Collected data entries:
%%
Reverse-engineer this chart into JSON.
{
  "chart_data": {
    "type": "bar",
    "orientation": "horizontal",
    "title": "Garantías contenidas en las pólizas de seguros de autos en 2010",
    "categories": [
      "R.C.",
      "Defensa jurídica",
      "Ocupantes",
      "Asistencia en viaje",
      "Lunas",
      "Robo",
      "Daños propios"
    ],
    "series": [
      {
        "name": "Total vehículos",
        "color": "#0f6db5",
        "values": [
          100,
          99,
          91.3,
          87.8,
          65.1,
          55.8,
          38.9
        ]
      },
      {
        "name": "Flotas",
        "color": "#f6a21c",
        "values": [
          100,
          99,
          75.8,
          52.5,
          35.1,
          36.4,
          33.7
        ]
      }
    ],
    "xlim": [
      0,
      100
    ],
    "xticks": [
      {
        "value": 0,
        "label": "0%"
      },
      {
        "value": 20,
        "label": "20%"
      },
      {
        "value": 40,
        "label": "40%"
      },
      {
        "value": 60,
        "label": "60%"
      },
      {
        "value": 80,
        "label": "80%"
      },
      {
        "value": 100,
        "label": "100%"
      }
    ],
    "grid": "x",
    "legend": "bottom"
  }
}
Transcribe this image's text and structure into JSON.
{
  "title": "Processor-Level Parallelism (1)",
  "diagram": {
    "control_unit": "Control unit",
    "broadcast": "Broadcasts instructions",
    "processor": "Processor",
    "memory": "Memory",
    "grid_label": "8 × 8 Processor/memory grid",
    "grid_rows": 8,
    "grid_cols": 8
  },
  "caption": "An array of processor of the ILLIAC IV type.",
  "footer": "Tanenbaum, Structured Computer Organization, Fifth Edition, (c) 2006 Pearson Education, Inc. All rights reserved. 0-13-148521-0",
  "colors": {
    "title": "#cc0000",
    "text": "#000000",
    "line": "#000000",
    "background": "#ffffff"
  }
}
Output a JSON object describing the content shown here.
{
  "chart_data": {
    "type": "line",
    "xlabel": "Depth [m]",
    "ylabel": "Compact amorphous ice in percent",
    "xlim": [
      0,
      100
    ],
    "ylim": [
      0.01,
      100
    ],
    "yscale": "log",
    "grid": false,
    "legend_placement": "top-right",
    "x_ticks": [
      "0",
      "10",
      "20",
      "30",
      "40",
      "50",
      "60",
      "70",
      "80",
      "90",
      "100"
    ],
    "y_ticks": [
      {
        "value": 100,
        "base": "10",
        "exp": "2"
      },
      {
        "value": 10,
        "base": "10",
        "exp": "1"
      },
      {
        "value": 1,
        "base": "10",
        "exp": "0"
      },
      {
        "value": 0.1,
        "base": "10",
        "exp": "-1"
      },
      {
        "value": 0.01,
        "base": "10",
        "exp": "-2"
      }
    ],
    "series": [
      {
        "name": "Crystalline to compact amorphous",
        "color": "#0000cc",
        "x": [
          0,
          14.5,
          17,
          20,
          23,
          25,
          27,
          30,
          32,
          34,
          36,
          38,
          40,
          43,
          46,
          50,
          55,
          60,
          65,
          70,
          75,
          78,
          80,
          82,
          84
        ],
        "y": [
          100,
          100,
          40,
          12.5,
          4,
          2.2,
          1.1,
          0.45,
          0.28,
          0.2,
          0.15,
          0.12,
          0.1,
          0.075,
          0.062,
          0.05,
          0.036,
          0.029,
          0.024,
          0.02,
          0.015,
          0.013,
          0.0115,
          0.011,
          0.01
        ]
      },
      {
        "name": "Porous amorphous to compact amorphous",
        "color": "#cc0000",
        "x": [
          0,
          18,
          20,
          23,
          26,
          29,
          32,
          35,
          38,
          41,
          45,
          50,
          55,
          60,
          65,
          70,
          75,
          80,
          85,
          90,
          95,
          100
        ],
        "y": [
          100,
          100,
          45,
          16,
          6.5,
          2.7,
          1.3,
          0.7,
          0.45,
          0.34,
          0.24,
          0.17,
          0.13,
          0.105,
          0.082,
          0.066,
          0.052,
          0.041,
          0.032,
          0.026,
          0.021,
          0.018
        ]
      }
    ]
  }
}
%%
Take every line from the data above that holds "amorphous" and copy it out.

**FINAL RESULT:**
    "ylabel": "Compact amorphous ice in percent",
        "name": "Crystalline to compact amorphous",
        "name": "Porous amorphous to compact amorphous",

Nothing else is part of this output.